▶ [YOUR TASK]:
Nothing before the line containing "What does this" belongs in the answer; quote that line and all lines after it through the end of the material, word for word.
★ ★ ★ ★ ★ ★ ★
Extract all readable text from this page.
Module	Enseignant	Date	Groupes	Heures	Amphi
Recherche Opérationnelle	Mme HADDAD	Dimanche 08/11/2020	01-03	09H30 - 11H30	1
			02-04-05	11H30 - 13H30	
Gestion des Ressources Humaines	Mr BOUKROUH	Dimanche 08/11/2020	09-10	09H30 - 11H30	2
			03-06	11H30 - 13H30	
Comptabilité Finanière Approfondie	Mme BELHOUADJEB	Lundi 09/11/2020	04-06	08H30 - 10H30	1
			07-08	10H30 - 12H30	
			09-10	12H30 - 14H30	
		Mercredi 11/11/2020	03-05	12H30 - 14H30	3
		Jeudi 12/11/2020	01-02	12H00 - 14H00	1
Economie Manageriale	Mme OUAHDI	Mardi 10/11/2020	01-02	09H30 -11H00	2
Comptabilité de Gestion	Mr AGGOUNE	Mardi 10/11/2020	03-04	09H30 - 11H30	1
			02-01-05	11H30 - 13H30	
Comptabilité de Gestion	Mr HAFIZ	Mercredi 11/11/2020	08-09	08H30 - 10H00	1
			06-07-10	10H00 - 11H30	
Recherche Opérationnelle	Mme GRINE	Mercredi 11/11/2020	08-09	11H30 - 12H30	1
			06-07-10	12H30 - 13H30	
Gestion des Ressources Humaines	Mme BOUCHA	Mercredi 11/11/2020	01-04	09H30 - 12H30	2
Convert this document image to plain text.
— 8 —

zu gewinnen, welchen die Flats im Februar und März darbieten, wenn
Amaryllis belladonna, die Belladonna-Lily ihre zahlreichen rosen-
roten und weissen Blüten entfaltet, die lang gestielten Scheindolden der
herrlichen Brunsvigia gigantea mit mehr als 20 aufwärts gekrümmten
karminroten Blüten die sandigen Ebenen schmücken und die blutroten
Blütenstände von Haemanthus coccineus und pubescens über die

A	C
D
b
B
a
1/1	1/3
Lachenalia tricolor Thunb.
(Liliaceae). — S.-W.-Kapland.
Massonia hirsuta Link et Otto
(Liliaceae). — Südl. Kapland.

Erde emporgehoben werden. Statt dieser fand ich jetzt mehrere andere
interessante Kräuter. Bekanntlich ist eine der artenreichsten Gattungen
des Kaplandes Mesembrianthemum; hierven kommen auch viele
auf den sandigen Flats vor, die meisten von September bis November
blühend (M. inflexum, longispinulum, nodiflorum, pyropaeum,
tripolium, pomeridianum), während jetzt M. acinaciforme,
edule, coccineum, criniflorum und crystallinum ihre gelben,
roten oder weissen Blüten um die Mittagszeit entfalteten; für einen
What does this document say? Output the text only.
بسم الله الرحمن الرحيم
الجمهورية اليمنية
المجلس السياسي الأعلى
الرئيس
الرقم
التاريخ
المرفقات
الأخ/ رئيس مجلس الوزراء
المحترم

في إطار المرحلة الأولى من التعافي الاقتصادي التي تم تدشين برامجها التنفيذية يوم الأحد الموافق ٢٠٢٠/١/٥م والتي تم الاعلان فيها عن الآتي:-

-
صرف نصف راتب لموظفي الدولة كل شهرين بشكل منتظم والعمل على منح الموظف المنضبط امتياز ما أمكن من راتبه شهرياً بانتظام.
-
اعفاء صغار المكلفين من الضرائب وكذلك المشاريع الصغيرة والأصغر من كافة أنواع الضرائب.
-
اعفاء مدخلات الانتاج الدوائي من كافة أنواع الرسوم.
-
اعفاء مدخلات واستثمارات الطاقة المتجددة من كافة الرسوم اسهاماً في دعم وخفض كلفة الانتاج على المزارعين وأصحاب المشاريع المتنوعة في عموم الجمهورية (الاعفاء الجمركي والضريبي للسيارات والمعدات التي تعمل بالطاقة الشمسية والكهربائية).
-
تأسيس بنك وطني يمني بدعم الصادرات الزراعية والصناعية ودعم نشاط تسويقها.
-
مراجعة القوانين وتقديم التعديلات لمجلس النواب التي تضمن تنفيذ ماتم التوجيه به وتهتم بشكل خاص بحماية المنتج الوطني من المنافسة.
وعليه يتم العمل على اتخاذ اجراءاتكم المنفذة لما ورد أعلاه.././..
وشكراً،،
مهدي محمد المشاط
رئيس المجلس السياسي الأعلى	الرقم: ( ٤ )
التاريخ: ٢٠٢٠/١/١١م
★ ★ ★ ★ ★ ★ ★
▶ [ANSWER TO THIS TASK]:
What does this document say? Output the text only.
بسم الله الرحمن الرحيم
الجمهورية اليمنية
المجلس السياسي الأعلى
الرئيس
الرقم
التاريخ
المرفقات
الأخ/ رئيس مجلس الوزراء
المحترم

في إطار المرحلة الأولى من التعافي الاقتصادي التي تم تدشين برامجها التنفيذية يوم الأحد الموافق ٢٠٢٠/١/٥م والتي تم الاعلان فيها عن الآتي:-

-
صرف نصف راتب لموظفي الدولة كل شهرين بشكل منتظم والعمل على منح الموظف المنضبط امتياز ما أمكن من راتبه شهرياً بانتظام.
-
اعفاء صغار المكلفين من الضرائب وكذلك المشاريع الصغيرة والأصغر من كافة أنواع الضرائب.
-
اعفاء مدخلات الانتاج الدوائي من كافة أنواع الرسوم.
-
اعفاء مدخلات واستثمارات الطاقة المتجددة من كافة الرسوم اسهاماً في دعم وخفض كلفة الانتاج على المزارعين وأصحاب المشاريع المتنوعة في عموم الجمهورية (الاعفاء الجمركي والضريبي للسيارات والمعدات التي تعمل بالطاقة الشمسية والكهربائية).
-
تأسيس بنك وطني يمني بدعم الصادرات الزراعية والصناعية ودعم نشاط تسويقها.
-
مراجعة القوانين وتقديم التعديلات لمجلس النواب التي تضمن تنفيذ ماتم التوجيه به وتهتم بشكل خاص بحماية المنتج الوطني من المنافسة.
وعليه يتم العمل على اتخاذ اجراءاتكم المنفذة لما ورد أعلاه.././..
وشكراً،،
مهدي محمد المشاط
رئيس المجلس السياسي الأعلى	الرقم: ( ٤ )
التاريخ: ٢٠٢٠/١/١١م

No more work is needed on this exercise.